**To be done**
Read the lines below. Copy out any that hold the string "respondents".

[Rows from a figure dataset]
:::

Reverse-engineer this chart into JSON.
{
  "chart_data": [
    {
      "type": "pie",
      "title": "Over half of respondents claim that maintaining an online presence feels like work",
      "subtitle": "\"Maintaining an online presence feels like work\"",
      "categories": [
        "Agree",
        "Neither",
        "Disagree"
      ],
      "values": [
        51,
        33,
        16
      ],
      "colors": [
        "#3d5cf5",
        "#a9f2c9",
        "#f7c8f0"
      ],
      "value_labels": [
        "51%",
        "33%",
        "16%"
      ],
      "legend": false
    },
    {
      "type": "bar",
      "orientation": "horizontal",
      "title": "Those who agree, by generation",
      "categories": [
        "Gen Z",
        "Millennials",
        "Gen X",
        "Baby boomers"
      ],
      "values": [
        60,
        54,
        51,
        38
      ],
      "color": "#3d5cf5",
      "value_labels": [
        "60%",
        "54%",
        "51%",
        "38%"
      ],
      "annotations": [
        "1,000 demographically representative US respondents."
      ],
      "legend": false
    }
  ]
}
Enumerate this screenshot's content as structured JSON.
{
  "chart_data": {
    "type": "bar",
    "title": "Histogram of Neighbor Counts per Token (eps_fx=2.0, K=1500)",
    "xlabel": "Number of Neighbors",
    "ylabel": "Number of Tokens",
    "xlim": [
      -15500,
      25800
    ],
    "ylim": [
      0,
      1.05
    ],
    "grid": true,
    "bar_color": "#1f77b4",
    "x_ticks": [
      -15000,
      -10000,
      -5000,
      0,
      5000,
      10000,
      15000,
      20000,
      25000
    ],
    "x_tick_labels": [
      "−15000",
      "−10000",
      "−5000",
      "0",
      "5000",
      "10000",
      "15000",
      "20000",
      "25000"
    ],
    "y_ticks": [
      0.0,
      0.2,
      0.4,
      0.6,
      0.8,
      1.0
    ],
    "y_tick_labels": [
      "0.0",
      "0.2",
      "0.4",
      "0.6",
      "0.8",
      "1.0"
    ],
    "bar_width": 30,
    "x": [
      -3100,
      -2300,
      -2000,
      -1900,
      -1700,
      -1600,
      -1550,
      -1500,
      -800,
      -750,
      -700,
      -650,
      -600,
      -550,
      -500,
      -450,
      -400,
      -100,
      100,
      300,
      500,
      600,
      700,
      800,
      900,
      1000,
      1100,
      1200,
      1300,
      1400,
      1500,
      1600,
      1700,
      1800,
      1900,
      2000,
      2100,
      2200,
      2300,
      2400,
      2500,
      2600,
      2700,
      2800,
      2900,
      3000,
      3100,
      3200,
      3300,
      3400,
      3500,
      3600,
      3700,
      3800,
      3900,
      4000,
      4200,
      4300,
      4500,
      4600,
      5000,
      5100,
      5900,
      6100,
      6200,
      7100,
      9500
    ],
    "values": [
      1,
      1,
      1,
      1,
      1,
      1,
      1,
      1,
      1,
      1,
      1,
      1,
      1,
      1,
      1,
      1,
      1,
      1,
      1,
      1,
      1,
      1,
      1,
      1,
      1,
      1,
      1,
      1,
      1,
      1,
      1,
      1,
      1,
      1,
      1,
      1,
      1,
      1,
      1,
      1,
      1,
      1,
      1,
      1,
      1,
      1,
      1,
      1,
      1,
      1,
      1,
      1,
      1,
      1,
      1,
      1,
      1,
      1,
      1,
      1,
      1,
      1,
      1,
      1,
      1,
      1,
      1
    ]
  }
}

:::

**Solved exercise**
      "title": "Over half of respondents claim that maintaining an online presence feels like work",
        "1,000 demographically representative US respondents."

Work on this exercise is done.